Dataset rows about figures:

"""

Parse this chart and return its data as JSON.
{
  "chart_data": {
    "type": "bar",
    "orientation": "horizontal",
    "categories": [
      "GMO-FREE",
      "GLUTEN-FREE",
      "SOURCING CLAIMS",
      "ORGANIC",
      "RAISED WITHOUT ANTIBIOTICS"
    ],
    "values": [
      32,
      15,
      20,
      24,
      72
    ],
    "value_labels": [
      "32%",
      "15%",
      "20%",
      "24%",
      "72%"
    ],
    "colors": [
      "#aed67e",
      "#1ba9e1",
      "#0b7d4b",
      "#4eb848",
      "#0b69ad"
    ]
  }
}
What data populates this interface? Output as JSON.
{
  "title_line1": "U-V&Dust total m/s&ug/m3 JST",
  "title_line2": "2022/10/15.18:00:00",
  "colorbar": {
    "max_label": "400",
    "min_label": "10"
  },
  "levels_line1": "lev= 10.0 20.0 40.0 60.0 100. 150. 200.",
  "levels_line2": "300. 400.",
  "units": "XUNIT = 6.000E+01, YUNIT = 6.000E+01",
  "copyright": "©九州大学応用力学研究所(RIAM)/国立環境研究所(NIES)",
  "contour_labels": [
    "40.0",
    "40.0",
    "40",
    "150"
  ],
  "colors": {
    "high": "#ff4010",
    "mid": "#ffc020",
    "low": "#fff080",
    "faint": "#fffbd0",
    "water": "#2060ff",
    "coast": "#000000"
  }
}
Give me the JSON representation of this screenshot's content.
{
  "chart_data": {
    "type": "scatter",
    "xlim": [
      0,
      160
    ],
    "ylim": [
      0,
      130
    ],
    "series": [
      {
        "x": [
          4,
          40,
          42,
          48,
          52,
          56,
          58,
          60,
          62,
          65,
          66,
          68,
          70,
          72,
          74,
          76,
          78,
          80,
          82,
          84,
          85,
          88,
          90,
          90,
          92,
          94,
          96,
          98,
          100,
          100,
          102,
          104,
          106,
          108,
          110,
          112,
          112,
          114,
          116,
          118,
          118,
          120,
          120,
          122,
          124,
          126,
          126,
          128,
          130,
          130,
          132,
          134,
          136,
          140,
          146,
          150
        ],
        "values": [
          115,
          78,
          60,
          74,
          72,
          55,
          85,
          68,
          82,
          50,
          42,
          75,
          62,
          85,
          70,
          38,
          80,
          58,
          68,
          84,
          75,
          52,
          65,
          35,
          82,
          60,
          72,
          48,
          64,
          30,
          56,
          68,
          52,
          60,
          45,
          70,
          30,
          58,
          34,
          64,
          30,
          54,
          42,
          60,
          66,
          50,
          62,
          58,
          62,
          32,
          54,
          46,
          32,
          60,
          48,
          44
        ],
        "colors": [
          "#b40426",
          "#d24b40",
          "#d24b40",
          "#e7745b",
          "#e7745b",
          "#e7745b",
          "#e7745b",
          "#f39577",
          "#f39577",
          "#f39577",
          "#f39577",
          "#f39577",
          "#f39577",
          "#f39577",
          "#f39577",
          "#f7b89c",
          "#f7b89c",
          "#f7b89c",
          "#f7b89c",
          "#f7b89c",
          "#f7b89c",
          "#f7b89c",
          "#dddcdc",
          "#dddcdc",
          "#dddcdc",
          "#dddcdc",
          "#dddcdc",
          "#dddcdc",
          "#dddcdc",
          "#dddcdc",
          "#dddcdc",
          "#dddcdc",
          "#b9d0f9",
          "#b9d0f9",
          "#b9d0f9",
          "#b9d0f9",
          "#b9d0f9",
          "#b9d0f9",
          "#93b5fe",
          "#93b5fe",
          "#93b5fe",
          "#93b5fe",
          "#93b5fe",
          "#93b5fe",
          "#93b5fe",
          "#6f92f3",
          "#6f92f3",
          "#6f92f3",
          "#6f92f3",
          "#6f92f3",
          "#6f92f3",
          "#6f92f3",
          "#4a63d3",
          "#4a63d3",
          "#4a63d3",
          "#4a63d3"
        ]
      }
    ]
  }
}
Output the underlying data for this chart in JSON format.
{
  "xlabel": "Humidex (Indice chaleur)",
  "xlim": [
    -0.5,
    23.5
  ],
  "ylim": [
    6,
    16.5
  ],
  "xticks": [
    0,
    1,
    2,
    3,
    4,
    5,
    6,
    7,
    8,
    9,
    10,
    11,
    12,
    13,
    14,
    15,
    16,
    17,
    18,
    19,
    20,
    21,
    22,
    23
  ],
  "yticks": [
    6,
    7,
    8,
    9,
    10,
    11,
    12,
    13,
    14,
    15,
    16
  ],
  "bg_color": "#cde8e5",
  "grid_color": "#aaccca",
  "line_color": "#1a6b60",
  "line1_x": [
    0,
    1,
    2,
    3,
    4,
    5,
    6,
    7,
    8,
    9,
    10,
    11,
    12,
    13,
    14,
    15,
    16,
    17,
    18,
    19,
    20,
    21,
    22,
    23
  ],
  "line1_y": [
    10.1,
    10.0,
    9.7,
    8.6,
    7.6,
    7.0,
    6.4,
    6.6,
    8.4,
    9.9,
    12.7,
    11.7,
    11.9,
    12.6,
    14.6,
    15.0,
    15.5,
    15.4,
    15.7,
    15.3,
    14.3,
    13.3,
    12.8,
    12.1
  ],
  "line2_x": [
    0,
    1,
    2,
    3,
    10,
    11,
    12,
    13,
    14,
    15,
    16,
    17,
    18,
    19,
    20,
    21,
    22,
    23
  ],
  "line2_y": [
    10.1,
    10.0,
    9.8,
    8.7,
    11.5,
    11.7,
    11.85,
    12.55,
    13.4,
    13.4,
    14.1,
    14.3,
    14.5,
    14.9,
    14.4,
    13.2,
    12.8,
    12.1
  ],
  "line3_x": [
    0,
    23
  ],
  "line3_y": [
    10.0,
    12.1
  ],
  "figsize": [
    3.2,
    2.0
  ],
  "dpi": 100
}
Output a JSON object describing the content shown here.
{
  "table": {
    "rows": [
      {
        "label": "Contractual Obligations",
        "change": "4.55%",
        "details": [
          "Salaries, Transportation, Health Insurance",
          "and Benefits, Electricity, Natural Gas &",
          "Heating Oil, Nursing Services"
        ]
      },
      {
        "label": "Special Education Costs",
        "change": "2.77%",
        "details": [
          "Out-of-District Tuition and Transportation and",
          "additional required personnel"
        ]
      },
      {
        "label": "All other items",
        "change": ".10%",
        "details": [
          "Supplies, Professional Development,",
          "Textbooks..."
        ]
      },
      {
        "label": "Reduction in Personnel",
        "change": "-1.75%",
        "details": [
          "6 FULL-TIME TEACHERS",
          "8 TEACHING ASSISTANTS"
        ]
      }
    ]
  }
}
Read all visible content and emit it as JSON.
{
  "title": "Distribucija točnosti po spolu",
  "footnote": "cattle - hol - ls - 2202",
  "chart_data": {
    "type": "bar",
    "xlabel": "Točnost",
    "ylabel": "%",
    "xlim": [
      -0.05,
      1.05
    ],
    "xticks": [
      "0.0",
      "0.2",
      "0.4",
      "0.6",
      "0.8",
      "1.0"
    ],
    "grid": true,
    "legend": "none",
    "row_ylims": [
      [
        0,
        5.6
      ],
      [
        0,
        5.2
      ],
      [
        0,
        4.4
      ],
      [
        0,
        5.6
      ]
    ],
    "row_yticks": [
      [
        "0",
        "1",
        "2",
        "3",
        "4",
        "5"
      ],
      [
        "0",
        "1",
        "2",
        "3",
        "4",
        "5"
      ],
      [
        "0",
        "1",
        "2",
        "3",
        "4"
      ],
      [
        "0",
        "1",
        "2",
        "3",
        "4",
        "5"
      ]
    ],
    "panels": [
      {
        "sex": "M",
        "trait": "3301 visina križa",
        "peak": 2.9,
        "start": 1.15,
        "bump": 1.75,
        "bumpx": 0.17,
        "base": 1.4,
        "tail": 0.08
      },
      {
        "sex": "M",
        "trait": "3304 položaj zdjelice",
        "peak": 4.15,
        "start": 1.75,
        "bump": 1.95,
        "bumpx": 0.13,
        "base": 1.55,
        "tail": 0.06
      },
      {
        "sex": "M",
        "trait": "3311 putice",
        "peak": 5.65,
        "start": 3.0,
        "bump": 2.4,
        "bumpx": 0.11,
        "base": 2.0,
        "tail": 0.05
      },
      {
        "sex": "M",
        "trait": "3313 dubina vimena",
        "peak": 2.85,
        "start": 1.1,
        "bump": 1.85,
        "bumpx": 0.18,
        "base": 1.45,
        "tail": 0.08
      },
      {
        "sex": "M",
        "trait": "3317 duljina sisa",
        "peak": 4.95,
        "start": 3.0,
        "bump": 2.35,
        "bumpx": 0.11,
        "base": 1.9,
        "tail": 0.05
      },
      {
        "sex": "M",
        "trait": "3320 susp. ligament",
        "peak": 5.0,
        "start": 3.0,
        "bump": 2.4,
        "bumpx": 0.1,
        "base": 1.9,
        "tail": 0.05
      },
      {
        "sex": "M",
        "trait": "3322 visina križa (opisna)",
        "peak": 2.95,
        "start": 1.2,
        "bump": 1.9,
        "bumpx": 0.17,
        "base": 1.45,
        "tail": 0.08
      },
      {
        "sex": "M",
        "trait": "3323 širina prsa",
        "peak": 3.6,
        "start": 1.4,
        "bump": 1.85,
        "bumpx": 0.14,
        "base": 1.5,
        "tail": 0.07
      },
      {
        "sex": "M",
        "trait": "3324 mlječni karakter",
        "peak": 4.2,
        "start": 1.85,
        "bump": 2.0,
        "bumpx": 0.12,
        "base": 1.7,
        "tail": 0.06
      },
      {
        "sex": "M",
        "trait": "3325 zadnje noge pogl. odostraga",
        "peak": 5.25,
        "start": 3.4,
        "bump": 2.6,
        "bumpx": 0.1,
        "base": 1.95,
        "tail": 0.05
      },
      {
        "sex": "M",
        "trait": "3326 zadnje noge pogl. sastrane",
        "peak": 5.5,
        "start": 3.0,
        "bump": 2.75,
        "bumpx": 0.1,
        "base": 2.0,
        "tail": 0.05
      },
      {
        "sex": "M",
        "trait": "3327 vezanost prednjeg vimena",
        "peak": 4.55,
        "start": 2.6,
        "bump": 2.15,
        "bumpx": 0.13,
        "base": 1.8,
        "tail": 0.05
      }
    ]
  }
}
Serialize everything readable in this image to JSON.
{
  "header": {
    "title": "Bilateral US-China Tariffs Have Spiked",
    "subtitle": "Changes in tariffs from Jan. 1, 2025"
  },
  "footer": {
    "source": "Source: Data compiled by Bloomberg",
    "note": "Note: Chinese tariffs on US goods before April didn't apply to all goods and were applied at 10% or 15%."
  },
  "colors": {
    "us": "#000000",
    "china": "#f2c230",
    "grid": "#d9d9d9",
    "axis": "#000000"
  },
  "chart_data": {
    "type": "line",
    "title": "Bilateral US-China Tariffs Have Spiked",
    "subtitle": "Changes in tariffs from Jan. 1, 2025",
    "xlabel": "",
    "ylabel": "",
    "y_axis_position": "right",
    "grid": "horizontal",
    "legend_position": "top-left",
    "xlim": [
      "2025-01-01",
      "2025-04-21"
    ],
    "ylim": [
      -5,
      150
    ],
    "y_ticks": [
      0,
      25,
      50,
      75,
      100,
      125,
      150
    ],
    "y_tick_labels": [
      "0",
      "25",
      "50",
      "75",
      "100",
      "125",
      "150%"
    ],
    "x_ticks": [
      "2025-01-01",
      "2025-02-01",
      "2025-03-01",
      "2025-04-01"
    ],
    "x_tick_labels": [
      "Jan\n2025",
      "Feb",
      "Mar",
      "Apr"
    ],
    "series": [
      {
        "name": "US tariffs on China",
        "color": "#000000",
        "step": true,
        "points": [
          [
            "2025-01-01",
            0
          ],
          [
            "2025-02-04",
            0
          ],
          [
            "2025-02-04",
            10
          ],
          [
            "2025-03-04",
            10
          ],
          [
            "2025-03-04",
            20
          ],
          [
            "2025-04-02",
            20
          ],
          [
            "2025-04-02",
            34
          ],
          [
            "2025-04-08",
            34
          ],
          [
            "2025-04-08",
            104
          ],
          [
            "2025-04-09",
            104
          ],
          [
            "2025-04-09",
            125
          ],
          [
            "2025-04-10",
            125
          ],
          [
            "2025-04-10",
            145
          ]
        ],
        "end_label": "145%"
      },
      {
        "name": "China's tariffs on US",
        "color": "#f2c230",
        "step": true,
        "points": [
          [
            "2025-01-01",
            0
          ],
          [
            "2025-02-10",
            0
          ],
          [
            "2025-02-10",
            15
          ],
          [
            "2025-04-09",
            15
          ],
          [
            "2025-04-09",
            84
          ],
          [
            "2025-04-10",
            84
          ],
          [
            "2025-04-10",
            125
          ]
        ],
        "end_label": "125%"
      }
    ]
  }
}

"""

*Short task*: Find all the lines containing "content" in the material, then copy them.

*Correct output*:
Give me the JSON representation of this screenshot's content.
Output a JSON object describing the content shown here.
Read all visible content and emit it as JSON.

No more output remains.